• [Task directions]: It is required that all of the data be written out exactly.

[Excerpt from a dataset]
%%

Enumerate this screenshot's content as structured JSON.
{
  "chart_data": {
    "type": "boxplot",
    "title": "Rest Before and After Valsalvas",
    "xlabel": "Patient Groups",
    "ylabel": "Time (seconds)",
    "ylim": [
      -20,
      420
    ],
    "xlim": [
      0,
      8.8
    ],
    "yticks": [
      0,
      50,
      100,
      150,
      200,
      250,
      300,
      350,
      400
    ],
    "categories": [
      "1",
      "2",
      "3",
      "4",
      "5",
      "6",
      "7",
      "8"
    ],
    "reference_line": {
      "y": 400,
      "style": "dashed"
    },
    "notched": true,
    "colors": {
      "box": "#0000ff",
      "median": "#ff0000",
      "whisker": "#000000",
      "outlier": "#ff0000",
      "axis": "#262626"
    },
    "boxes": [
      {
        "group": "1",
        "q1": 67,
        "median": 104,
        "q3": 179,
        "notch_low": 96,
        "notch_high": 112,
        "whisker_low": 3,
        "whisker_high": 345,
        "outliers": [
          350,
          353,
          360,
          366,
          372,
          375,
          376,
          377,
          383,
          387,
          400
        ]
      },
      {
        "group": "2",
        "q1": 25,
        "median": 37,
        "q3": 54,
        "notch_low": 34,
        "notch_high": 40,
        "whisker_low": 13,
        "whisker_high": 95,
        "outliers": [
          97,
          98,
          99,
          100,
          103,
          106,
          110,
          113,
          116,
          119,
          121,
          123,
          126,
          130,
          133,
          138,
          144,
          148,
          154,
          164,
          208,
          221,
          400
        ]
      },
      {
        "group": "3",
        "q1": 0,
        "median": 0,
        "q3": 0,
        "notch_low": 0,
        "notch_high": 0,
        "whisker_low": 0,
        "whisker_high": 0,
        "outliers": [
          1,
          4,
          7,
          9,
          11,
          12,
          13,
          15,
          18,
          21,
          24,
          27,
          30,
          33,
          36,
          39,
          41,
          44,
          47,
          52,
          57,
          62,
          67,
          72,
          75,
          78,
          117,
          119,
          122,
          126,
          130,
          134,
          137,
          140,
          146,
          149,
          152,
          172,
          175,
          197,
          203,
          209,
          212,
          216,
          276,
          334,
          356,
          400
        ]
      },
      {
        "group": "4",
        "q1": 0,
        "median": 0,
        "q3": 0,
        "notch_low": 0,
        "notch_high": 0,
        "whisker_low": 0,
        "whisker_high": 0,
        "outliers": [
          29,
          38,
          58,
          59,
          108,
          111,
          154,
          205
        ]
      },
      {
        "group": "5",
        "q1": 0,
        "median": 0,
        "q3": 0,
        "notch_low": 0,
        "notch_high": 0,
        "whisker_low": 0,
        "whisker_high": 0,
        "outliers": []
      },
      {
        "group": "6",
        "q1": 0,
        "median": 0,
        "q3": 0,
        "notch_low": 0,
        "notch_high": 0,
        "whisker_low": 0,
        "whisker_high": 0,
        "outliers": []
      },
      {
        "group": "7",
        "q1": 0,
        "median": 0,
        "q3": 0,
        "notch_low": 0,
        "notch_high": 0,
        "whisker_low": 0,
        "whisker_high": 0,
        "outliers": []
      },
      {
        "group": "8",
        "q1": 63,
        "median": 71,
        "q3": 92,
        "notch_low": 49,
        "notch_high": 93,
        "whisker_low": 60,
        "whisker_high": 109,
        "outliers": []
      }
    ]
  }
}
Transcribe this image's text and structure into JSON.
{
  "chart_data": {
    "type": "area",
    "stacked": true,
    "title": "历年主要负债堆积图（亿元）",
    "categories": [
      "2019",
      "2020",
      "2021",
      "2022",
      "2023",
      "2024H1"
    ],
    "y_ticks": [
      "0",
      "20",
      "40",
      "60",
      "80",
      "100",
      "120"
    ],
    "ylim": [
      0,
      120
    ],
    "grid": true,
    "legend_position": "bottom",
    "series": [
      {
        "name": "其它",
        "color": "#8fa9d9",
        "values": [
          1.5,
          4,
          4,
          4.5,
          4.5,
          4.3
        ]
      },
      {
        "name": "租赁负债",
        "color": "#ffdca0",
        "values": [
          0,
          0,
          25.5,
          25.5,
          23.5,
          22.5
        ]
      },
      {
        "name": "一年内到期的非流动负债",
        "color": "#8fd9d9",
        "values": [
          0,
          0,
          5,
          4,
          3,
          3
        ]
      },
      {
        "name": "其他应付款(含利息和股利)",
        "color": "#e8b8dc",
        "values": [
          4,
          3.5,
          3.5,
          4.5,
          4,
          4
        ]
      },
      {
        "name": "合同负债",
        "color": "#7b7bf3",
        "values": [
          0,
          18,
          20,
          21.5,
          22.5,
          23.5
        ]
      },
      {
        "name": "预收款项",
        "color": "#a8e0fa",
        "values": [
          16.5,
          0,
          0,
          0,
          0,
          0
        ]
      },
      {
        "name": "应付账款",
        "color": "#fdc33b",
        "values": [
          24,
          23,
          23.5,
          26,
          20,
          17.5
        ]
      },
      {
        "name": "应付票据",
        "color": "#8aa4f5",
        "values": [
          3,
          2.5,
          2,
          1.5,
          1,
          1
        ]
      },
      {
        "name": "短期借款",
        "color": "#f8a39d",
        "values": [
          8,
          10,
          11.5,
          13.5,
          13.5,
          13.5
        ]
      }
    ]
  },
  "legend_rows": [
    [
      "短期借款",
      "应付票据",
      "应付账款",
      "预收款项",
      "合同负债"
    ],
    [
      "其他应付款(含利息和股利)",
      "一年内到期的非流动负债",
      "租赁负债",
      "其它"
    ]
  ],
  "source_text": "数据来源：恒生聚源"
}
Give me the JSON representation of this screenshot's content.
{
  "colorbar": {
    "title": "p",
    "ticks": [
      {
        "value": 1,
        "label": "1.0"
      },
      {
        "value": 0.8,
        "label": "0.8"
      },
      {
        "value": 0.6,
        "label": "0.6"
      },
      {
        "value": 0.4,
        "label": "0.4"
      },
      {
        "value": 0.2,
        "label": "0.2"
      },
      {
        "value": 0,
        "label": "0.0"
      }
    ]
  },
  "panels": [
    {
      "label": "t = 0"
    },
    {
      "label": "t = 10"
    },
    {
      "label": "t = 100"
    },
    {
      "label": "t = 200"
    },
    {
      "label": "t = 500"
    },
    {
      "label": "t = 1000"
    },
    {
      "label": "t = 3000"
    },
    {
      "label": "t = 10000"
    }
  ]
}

%%

• [Written solution]:
Enumerate this screenshot's content as structured JSON.
{
  "chart_data": {
    "type": "boxplot",
    "title": "Rest Before and After Valsalvas",
    "xlabel": "Patient Groups",
    "ylabel": "Time (seconds)",
    "ylim": [
      -20,
      420
    ],
    "xlim": [
      0,
      8.8
    ],
    "yticks": [
      0,
      50,
      100,
      150,
      200,
      250,
      300,
      350,
      400
    ],
    "categories": [
      "1",
      "2",
      "3",
      "4",
      "5",
      "6",
      "7",
      "8"
    ],
    "reference_line": {
      "y": 400,
      "style": "dashed"
    },
    "notched": true,
    "colors": {
      "box": "#0000ff",
      "median": "#ff0000",
      "whisker": "#000000",
      "outlier": "#ff0000",
      "axis": "#262626"
    },
    "boxes": [
      {
        "group": "1",
        "q1": 67,
        "median": 104,
        "q3": 179,
        "notch_low": 96,
        "notch_high": 112,
        "whisker_low": 3,
        "whisker_high": 345,
        "outliers": [
          350,
          353,
          360,
          366,
          372,
          375,
          376,
          377,
          383,
          387,
          400
        ]
      },
      {
        "group": "2",
        "q1": 25,
        "median": 37,
        "q3": 54,
        "notch_low": 34,
        "notch_high": 40,
        "whisker_low": 13,
        "whisker_high": 95,
        "outliers": [
          97,
          98,
          99,
          100,
          103,
          106,
          110,
          113,
          116,
          119,
          121,
          123,
          126,
          130,
          133,
          138,
          144,
          148,
          154,
          164,
          208,
          221,
          400
        ]
      },
      {
        "group": "3",
        "q1": 0,
        "median": 0,
        "q3": 0,
        "notch_low": 0,
        "notch_high": 0,
        "whisker_low": 0,
        "whisker_high": 0,
        "outliers": [
          1,
          4,
          7,
          9,
          11,
          12,
          13,
          15,
          18,
          21,
          24,
          27,
          30,
          33,
          36,
          39,
          41,
          44,
          47,
          52,
          57,
          62,
          67,
          72,
          75,
          78,
          117,
          119,
          122,
          126,
          130,
          134,
          137,
          140,
          146,
          149,
          152,
          172,
          175,
          197,
          203,
          209,
          212,
          216,
          276,
          334,
          356,
          400
        ]
      },
      {
        "group": "4",
        "q1": 0,
        "median": 0,
        "q3": 0,
        "notch_low": 0,
        "notch_high": 0,
        "whisker_low": 0,
        "whisker_high": 0,
        "outliers": [
          29,
          38,
          58,
          59,
          108,
          111,
          154,
          205
        ]
      },
      {
        "group": "5",
        "q1": 0,
        "median": 0,
        "q3": 0,
        "notch_low": 0,
        "notch_high": 0,
        "whisker_low": 0,
        "whisker_high": 0,
        "outliers": []
      },
      {
        "group": "6",
        "q1": 0,
        "median": 0,
        "q3": 0,
        "notch_low": 0,
        "notch_high": 0,
        "whisker_low": 0,
        "whisker_high": 0,
        "outliers": []
      },
      {
        "group": "7",
        "q1": 0,
        "median": 0,
        "q3": 0,
        "notch_low": 0,
        "notch_high": 0,
        "whisker_low": 0,
        "whisker_high": 0,
        "outliers": []
      },
      {
        "group": "8",
        "q1": 63,
        "median": 71,
        "q3": 92,
        "notch_low": 49,
        "notch_high": 93,
        "whisker_low": 60,
        "whisker_high": 109,
        "outliers": []
      }
    ]
  }
}
Transcribe this image's text and structure into JSON.
{
  "chart_data": {
    "type": "area",
    "stacked": true,
    "title": "历年主要负债堆积图（亿元）",
    "categories": [
      "2019",
      "2020",
      "2021",
      "2022",
      "2023",
      "2024H1"
    ],
    "y_ticks": [
      "0",
      "20",
      "40",
      "60",
      "80",
      "100",
      "120"
    ],
    "ylim": [
      0,
      120
    ],
    "grid": true,
    "legend_position": "bottom",
    "series": [
      {
        "name": "其它",
        "color": "#8fa9d9",
        "values": [
          1.5,
          4,
          4,
          4.5,
          4.5,
          4.3
        ]
      },
      {
        "name": "租赁负债",
        "color": "#ffdca0",
        "values": [
          0,
          0,
          25.5,
          25.5,
          23.5,
          22.5
        ]
      },
      {
        "name": "一年内到期的非流动负债",
        "color": "#8fd9d9",
        "values": [
          0,
          0,
          5,
          4,
          3,
          3
        ]
      },
      {
        "name": "其他应付款(含利息和股利)",
        "color": "#e8b8dc",
        "values": [
          4,
          3.5,
          3.5,
          4.5,
          4,
          4
        ]
      },
      {
        "name": "合同负债",
        "color": "#7b7bf3",
        "values": [
          0,
          18,
          20,
          21.5,
          22.5,
          23.5
        ]
      },
      {
        "name": "预收款项",
        "color": "#a8e0fa",
        "values": [
          16.5,
          0,
          0,
          0,
          0,
          0
        ]
      },
      {
        "name": "应付账款",
        "color": "#fdc33b",
        "values": [
          24,
          23,
          23.5,
          26,
          20,
          17.5
        ]
      },
      {
        "name": "应付票据",
        "color": "#8aa4f5",
        "values": [
          3,
          2.5,
          2,
          1.5,
          1,
          1
        ]
      },
      {
        "name": "短期借款",
        "color": "#f8a39d",
        "values": [
          8,
          10,
          11.5,
          13.5,
          13.5,
          13.5
        ]
      }
    ]
  },
  "legend_rows": [
    [
      "短期借款",
      "应付票据",
      "应付账款",
      "预收款项",
      "合同负债"
    ],
    [
      "其他应付款(含利息和股利)",
      "一年内到期的非流动负债",
      "租赁负债",
      "其它"
    ]
  ],
  "source_text": "数据来源：恒生聚源"
}
Give me the JSON representation of this screenshot's content.
{
  "colorbar": {
    "title": "p",
    "ticks": [
      {
        "value": 1,
        "label": "1.0"
      },
      {
        "value": 0.8,
        "label": "0.8"
      },
      {
        "value": 0.6,
        "label": "0.6"
      },
      {
        "value": 0.4,
        "label": "0.4"
      },
      {
        "value": 0.2,
        "label": "0.2"
      },
      {
        "value": 0,
        "label": "0.0"
      }
    ]
  },
  "panels": [
    {
      "label": "t = 0"
    },
    {
      "label": "t = 10"
    },
    {
      "label": "t = 100"
    },
    {
      "label": "t = 200"
    },
    {
      "label": "t = 500"
    },
    {
      "label": "t = 1000"
    },
    {
      "label": "t = 3000"
    },
    {
      "label": "t = 10000"
    }
  ]
}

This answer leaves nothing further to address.